(note: if you don't want to hear about my body, my blood sugar, or my boobs [that might mean you, blood relatives!] please skip this entry)
i've lost weight. my scale has registered 149 twice in the last week. it's been a long time since i've weighed this little.
my weight loss is psuedo-intentional. both my docs (my pcp and my doc-for-down-there) have been getting on my case to lose weight since i am at high risk of diabetes. so, i've been half-heartedly changing some eating habits and stuff. but my multiple neuroses since the beginning of this year have actually enforced these habits. when i mentioned in passim that i was having trouble eating a couple of weeks ago, i didn't go into detail about how bad that was. in the last month, there have actually been days when i would have to force myself to eat. i've been trying to monitor this problem. i've also been trying to exploit it. some days, i feel like eating--a lot. so i do. i figure, so long as i average 1800 calories a day over a week, it's okay if i only eat 1200 on day and 2400 the next. and so, i've lost about 13 lbs since the new year.

• WORK TO BE COMPLETED: Retype the weight-loss entry word for word, starting at "(note: if you" and ending at "weighed this little.". Work only from the weight-loss entry above.

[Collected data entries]
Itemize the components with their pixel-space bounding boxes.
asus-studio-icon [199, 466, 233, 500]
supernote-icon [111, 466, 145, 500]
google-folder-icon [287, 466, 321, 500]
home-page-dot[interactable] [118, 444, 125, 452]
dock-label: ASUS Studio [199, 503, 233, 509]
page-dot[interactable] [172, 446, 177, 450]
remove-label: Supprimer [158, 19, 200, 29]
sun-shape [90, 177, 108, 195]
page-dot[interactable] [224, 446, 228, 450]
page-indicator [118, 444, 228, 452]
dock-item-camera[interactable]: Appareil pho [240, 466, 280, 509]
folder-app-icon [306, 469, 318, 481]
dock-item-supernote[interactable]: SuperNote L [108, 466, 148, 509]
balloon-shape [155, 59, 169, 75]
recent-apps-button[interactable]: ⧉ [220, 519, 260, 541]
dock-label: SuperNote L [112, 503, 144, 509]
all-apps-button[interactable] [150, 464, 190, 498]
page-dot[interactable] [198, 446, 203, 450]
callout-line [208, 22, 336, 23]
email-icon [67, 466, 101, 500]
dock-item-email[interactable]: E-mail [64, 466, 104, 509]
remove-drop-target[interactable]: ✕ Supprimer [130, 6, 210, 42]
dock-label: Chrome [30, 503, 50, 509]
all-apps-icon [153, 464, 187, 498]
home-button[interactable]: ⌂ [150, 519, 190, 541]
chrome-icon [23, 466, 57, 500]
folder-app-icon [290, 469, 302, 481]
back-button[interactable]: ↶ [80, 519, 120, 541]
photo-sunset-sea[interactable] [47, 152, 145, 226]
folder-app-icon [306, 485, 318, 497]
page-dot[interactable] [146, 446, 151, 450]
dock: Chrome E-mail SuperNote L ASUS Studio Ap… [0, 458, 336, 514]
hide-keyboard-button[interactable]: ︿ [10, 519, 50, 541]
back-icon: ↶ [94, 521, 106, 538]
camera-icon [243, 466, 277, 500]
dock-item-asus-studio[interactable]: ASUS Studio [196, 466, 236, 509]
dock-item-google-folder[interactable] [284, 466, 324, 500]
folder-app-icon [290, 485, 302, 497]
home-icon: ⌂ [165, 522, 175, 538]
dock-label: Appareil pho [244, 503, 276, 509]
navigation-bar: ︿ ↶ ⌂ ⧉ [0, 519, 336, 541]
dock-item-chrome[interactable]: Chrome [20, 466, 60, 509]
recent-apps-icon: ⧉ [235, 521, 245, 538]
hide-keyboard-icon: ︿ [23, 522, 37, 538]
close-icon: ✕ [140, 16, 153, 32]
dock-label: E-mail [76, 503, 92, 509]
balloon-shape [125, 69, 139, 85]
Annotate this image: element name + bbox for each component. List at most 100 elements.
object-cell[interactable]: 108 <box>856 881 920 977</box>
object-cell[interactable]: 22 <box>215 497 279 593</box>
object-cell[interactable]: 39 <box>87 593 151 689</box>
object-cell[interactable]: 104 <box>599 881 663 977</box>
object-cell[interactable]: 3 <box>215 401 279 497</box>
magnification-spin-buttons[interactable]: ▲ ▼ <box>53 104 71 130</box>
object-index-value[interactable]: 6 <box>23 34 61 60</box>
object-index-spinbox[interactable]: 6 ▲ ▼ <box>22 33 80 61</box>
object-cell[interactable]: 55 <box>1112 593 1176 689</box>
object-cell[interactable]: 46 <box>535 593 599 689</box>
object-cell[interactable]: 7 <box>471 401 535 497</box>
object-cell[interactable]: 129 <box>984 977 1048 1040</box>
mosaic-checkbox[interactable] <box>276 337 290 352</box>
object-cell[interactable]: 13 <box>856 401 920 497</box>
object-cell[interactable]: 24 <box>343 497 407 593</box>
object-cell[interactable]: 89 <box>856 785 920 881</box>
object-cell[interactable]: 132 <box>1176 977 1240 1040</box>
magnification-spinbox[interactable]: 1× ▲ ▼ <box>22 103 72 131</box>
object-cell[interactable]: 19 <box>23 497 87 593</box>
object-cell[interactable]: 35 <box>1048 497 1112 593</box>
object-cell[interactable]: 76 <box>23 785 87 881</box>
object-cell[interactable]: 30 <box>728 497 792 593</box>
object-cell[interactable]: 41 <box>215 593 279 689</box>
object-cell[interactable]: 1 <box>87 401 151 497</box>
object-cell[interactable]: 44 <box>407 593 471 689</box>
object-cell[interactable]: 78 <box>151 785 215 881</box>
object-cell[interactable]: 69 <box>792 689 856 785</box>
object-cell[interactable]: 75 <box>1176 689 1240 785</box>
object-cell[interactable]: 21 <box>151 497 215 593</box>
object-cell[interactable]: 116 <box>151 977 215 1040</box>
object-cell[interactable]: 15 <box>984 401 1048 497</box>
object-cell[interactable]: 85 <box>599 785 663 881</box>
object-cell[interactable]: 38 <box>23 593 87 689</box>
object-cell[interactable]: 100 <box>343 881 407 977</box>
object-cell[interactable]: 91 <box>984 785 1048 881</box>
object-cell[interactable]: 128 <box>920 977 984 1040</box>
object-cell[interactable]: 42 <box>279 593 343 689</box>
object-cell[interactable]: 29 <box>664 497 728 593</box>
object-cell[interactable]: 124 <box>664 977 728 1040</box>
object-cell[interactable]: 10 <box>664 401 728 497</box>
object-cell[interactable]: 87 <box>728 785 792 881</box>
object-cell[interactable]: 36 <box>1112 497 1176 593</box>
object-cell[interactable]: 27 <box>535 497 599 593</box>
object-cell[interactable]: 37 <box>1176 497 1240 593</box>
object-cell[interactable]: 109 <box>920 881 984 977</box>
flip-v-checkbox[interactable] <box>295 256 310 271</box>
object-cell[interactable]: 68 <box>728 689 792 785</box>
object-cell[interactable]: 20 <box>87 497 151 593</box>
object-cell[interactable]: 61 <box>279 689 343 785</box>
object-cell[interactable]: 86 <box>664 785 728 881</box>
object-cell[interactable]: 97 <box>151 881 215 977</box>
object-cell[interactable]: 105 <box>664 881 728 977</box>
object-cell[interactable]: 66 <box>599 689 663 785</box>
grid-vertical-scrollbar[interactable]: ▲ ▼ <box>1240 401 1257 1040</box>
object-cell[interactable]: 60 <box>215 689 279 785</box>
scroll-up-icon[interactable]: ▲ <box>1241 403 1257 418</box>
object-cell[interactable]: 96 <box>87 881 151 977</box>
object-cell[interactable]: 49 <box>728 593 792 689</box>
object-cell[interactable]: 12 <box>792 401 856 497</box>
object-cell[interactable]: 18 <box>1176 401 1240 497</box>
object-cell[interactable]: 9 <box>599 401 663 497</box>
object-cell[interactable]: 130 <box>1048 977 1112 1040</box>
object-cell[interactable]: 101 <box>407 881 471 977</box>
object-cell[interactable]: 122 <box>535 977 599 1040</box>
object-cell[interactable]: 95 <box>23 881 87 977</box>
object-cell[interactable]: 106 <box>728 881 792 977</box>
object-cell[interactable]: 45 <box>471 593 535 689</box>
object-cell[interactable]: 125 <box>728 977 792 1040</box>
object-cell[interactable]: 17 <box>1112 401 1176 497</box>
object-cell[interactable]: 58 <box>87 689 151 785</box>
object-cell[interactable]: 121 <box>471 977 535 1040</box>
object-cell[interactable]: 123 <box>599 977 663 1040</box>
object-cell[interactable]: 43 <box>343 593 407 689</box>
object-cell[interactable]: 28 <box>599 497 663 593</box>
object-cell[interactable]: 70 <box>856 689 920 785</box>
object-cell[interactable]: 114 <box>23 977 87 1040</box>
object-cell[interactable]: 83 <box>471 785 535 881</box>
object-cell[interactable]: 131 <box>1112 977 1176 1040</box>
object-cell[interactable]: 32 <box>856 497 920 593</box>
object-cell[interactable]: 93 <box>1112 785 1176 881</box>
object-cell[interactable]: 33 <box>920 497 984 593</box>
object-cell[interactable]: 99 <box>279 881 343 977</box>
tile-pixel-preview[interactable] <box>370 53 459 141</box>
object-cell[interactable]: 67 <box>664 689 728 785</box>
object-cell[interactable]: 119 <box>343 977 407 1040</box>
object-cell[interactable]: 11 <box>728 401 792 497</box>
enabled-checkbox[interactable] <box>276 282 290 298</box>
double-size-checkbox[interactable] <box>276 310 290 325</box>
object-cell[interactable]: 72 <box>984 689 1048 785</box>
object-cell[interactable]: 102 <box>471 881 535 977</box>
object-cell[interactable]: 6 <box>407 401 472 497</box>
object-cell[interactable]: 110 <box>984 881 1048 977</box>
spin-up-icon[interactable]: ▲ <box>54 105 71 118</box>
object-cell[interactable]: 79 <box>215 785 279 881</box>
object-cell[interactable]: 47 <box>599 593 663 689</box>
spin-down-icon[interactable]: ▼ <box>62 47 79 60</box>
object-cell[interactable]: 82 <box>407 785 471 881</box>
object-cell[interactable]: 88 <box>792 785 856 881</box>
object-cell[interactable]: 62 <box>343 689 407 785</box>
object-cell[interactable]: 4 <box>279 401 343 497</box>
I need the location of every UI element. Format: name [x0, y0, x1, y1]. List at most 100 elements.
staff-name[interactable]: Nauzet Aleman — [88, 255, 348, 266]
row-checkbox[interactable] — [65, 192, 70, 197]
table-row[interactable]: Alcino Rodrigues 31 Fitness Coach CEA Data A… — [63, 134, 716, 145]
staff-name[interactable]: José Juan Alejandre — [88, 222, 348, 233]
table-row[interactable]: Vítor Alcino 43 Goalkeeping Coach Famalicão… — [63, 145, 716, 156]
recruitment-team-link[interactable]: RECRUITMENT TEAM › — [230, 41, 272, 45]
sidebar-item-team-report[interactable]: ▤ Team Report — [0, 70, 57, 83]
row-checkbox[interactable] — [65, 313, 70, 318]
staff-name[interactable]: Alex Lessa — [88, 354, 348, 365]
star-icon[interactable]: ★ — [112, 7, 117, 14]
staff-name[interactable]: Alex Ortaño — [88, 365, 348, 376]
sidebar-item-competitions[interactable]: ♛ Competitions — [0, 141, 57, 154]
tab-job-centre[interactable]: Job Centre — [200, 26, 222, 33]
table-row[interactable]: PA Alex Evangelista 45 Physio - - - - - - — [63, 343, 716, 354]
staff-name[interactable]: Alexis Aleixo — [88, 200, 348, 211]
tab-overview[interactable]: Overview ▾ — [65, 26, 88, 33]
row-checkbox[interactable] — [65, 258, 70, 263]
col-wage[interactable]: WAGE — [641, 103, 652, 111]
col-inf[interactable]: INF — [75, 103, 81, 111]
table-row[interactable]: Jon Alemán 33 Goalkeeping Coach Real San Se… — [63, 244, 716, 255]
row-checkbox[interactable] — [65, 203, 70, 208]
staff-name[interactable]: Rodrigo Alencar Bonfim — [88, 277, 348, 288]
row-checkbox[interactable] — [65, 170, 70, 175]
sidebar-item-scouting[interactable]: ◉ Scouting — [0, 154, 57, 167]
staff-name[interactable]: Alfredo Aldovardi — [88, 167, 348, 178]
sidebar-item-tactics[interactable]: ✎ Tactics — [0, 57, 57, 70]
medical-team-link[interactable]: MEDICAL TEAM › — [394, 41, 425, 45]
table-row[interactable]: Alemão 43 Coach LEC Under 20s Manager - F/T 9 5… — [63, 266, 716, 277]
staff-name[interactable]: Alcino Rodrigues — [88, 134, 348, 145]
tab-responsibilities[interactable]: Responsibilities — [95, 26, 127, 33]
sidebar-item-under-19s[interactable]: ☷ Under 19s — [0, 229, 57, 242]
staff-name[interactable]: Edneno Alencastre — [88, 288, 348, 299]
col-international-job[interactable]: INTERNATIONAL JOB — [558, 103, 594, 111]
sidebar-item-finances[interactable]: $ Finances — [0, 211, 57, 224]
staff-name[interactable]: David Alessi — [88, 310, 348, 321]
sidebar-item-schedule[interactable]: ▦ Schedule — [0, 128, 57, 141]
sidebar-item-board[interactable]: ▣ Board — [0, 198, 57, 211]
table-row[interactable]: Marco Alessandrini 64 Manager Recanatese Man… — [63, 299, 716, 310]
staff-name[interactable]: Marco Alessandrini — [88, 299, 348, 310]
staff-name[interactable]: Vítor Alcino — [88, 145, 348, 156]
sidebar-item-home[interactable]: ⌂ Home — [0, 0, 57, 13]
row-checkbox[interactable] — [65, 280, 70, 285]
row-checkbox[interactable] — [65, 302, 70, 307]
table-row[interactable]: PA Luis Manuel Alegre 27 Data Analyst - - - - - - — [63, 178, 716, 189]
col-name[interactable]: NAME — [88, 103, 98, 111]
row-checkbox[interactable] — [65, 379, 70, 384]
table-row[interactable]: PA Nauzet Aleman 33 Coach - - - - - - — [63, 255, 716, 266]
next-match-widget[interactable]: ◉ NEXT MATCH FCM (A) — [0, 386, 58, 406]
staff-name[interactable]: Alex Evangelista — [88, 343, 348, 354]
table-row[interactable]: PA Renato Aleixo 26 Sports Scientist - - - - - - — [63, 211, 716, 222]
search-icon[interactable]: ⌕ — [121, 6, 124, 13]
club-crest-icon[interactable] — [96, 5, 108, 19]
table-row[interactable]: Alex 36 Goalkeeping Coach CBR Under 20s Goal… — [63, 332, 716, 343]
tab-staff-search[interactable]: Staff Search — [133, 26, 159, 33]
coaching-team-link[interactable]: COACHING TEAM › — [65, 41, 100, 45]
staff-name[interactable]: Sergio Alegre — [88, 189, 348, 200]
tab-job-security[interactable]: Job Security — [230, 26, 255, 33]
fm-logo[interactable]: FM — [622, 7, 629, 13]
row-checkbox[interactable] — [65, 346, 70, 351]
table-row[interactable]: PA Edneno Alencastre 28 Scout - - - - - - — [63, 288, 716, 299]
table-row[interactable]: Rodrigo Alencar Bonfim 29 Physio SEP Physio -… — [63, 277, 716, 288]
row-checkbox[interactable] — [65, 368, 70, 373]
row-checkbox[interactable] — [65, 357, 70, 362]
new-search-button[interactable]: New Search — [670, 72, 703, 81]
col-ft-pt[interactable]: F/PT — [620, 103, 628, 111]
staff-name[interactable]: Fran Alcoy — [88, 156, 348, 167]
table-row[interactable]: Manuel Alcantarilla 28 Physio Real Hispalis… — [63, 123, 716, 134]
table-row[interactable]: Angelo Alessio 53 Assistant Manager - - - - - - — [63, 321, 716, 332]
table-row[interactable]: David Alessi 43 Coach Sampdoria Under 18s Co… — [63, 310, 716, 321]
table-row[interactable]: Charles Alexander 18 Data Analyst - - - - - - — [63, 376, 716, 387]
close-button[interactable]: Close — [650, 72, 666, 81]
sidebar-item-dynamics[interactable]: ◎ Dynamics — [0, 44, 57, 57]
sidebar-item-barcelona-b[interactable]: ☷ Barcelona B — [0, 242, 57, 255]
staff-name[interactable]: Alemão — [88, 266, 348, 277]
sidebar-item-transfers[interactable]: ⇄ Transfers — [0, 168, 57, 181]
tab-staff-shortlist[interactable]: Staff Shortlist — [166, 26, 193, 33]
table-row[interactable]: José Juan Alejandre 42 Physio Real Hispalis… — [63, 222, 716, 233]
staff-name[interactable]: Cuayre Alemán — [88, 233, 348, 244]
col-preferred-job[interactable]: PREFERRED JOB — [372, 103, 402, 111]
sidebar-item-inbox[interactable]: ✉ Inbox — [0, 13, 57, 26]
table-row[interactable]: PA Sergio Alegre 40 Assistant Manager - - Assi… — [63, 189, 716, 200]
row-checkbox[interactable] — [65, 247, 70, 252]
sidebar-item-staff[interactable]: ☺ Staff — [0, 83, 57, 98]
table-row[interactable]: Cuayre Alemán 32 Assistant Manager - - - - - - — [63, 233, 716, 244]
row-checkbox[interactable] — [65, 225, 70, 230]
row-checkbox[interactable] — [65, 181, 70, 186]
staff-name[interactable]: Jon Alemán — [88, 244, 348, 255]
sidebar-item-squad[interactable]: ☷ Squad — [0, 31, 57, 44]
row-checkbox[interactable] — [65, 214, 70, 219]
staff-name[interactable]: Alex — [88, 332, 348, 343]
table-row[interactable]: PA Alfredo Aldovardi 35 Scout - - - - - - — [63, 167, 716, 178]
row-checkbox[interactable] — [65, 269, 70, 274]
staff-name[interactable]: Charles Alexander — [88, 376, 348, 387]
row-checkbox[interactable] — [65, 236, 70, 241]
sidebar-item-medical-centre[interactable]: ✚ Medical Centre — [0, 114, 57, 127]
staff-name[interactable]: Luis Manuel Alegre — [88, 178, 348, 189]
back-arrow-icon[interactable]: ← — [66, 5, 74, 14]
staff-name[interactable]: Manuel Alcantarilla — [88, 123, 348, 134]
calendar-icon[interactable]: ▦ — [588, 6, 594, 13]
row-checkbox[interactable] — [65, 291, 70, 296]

• ANSWER SECTION:
(note: if you don't want to hear about my body, my blood sugar, or my boobs [that might mean you, blood relatives!] please skip this entry)
i've lost weight. my scale has registered 149 twice in the last week. it's been a long time since i've weighed this little.